**Task to complete**
Reproduce each line exactly, including spacing and punctuation.

**Records to process**
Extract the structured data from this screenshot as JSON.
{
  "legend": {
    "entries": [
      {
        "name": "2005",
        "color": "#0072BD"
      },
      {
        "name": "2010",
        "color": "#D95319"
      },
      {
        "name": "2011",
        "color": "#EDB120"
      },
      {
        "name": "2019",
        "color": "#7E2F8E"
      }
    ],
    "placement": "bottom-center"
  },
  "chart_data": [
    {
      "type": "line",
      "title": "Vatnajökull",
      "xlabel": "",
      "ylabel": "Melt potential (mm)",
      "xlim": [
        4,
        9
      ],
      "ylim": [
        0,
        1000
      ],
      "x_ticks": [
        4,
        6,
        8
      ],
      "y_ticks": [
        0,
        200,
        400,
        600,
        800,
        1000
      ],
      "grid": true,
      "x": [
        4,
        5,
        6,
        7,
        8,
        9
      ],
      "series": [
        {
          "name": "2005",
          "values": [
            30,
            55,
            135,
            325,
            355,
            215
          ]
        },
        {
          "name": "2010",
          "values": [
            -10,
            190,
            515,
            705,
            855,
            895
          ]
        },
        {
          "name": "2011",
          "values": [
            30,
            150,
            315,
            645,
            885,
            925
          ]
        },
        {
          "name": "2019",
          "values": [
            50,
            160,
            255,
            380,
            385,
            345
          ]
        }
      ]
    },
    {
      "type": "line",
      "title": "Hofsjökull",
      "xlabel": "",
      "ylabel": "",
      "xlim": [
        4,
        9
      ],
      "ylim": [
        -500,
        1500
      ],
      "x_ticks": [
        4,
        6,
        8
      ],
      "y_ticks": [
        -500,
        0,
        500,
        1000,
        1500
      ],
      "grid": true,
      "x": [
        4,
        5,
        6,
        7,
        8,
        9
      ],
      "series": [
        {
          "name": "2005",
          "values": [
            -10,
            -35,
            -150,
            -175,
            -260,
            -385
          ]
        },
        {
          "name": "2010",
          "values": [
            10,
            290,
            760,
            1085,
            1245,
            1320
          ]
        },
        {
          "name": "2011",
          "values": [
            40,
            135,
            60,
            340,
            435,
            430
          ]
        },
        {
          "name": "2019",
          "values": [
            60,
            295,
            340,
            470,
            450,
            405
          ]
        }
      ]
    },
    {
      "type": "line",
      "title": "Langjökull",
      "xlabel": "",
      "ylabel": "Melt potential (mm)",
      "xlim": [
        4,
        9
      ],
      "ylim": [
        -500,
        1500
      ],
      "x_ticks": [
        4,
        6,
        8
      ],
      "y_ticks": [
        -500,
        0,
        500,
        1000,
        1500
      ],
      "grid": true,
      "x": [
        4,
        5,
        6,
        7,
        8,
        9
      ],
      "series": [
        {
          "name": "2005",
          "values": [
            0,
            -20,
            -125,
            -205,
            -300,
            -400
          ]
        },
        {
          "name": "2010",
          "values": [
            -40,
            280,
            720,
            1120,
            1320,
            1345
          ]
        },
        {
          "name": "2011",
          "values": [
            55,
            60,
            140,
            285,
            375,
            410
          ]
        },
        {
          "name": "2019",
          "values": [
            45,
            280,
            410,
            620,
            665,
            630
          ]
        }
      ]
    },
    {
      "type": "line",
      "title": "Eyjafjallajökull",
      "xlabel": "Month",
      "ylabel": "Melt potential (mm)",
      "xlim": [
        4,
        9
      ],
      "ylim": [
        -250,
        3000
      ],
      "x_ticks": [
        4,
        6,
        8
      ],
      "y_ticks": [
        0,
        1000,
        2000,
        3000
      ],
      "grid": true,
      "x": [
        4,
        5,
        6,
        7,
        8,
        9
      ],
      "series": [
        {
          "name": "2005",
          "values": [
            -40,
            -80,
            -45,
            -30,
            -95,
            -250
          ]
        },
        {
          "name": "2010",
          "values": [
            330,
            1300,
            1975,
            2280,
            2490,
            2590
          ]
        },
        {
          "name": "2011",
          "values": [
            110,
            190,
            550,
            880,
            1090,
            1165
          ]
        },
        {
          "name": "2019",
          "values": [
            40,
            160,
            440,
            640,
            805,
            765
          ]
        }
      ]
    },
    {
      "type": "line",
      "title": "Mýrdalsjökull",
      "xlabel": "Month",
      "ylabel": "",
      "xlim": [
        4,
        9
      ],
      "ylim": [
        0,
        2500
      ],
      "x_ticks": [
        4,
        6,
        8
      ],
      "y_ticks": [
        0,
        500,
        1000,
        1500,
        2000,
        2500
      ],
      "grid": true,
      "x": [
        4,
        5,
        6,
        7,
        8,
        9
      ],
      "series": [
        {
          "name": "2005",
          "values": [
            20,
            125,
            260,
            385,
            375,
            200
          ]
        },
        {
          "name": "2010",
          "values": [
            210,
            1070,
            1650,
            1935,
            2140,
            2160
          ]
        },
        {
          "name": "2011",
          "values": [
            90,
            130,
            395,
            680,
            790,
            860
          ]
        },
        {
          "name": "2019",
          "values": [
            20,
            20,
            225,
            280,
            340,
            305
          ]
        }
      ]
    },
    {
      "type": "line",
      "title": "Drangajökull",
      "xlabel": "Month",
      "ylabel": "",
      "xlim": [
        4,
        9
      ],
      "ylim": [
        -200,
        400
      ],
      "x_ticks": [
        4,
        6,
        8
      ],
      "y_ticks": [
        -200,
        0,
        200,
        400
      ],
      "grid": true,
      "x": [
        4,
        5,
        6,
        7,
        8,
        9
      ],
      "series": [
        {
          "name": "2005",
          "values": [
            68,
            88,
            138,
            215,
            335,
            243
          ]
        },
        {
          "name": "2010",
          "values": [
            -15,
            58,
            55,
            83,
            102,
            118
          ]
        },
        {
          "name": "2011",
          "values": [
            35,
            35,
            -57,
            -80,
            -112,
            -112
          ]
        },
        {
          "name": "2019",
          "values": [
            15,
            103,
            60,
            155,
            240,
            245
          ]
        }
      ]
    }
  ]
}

**Written answer**
Extract the structured data from this screenshot as JSON.
{
  "legend": {
    "entries": [
      {
        "name": "2005",
        "color": "#0072BD"
      },
      {
        "name": "2010",
        "color": "#D95319"
      },
      {
        "name": "2011",
        "color": "#EDB120"
      },
      {
        "name": "2019",
        "color": "#7E2F8E"
      }
    ],
    "placement": "bottom-center"
  },
  "chart_data": [
    {
      "type": "line",
      "title": "Vatnajökull",
      "xlabel": "",
      "ylabel": "Melt potential (mm)",
      "xlim": [
        4,
        9
      ],
      "ylim": [
        0,
        1000
      ],
      "x_ticks": [
        4,
        6,
        8
      ],
      "y_ticks": [
        0,
        200,
        400,
        600,
        800,
        1000
      ],
      "grid": true,
      "x": [
        4,
        5,
        6,
        7,
        8,
        9
      ],
      "series": [
        {
          "name": "2005",
          "values": [
            30,
            55,
            135,
            325,
            355,
            215
          ]
        },
        {
          "name": "2010",
          "values": [
            -10,
            190,
            515,
            705,
            855,
            895
          ]
        },
        {
          "name": "2011",
          "values": [
            30,
            150,
            315,
            645,
            885,
            925
          ]
        },
        {
          "name": "2019",
          "values": [
            50,
            160,
            255,
            380,
            385,
            345
          ]
        }
      ]
    },
    {
      "type": "line",
      "title": "Hofsjökull",
      "xlabel": "",
      "ylabel": "",
      "xlim": [
        4,
        9
      ],
      "ylim": [
        -500,
        1500
      ],
      "x_ticks": [
        4,
        6,
        8
      ],
      "y_ticks": [
        -500,
        0,
        500,
        1000,
        1500
      ],
      "grid": true,
      "x": [
        4,
        5,
        6,
        7,
        8,
        9
      ],
      "series": [
        {
          "name": "2005",
          "values": [
            -10,
            -35,
            -150,
            -175,
            -260,
            -385
          ]
        },
        {
          "name": "2010",
          "values": [
            10,
            290,
            760,
            1085,
            1245,
            1320
          ]
        },
        {
          "name": "2011",
          "values": [
            40,
            135,
            60,
            340,
            435,
            430
          ]
        },
        {
          "name": "2019",
          "values": [
            60,
            295,
            340,
            470,
            450,
            405
          ]
        }
      ]
    },
    {
      "type": "line",
      "title": "Langjökull",
      "xlabel": "",
      "ylabel": "Melt potential (mm)",
      "xlim": [
        4,
        9
      ],
      "ylim": [
        -500,
        1500
      ],
      "x_ticks": [
        4,
        6,
        8
      ],
      "y_ticks": [
        -500,
        0,
        500,
        1000,
        1500
      ],
      "grid": true,
      "x": [
        4,
        5,
        6,
        7,
        8,
        9
      ],
      "series": [
        {
          "name": "2005",
          "values": [
            0,
            -20,
            -125,
            -205,
            -300,
            -400
          ]
        },
        {
          "name": "2010",
          "values": [
            -40,
            280,
            720,
            1120,
            1320,
            1345
          ]
        },
        {
          "name": "2011",
          "values": [
            55,
            60,
            140,
            285,
            375,
            410
          ]
        },
        {
          "name": "2019",
          "values": [
            45,
            280,
            410,
            620,
            665,
            630
          ]
        }
      ]
    },
    {
      "type": "line",
      "title": "Eyjafjallajökull",
      "xlabel": "Month",
      "ylabel": "Melt potential (mm)",
      "xlim": [
        4,
        9
      ],
      "ylim": [
        -250,
        3000
      ],
      "x_ticks": [
        4,
        6,
        8
      ],
      "y_ticks": [
        0,
        1000,
        2000,
        3000
      ],
      "grid": true,
      "x": [
        4,
        5,
        6,
        7,
        8,
        9
      ],
      "series": [
        {
          "name": "2005",
          "values": [
            -40,
            -80,
            -45,
            -30,
            -95,
            -250
          ]
        },
        {
          "name": "2010",
          "values": [
            330,
            1300,
            1975,
            2280,
            2490,
            2590
          ]
        },
        {
          "name": "2011",
          "values": [
            110,
            190,
            550,
            880,
            1090,
            1165
          ]
        },
        {
          "name": "2019",
          "values": [
            40,
            160,
            440,
            640,
            805,
            765
          ]
        }
      ]
    },
    {
      "type": "line",
      "title": "Mýrdalsjökull",
      "xlabel": "Month",
      "ylabel": "",
      "xlim": [
        4,
        9
      ],
      "ylim": [
        0,
        2500
      ],
      "x_ticks": [
        4,
        6,
        8
      ],
      "y_ticks": [
        0,
        500,
        1000,
        1500,
        2000,
        2500
      ],
      "grid": true,
      "x": [
        4,
        5,
        6,
        7,
        8,
        9
      ],
      "series": [
        {
          "name": "2005",
          "values": [
            20,
            125,
            260,
            385,
            375,
            200
          ]
        },
        {
          "name": "2010",
          "values": [
            210,
            1070,
            1650,
            1935,
            2140,
            2160
          ]
        },
        {
          "name": "2011",
          "values": [
            90,
            130,
            395,
            680,
            790,
            860
          ]
        },
        {
          "name": "2019",
          "values": [
            20,
            20,
            225,
            280,
            340,
            305
          ]
        }
      ]
    },
    {
      "type": "line",
      "title": "Drangajökull",
      "xlabel": "Month",
      "ylabel": "",
      "xlim": [
        4,
        9
      ],
      "ylim": [
        -200,
        400
      ],
      "x_ticks": [
        4,
        6,
        8
      ],
      "y_ticks": [
        -200,
        0,
        200,
        400
      ],
      "grid": true,
      "x": [
        4,
        5,
        6,
        7,
        8,
        9
      ],
      "series": [
        {
          "name": "2005",
          "values": [
            68,
            88,
            138,
            215,
            335,
            243
          ]
        },
        {
          "name": "2010",
          "values": [
            -15,
            58,
            55,
            83,
            102,
            118
          ]
        },
        {
          "name": "2011",
          "values": [
            35,
            35,
            -57,
            -80,
            -112,
            -112
          ]
        },
        {
          "name": "2019",
          "values": [
            15,
            103,
            60,
            155,
            240,
            245
          ]
        }
      ]
    }
  ]
}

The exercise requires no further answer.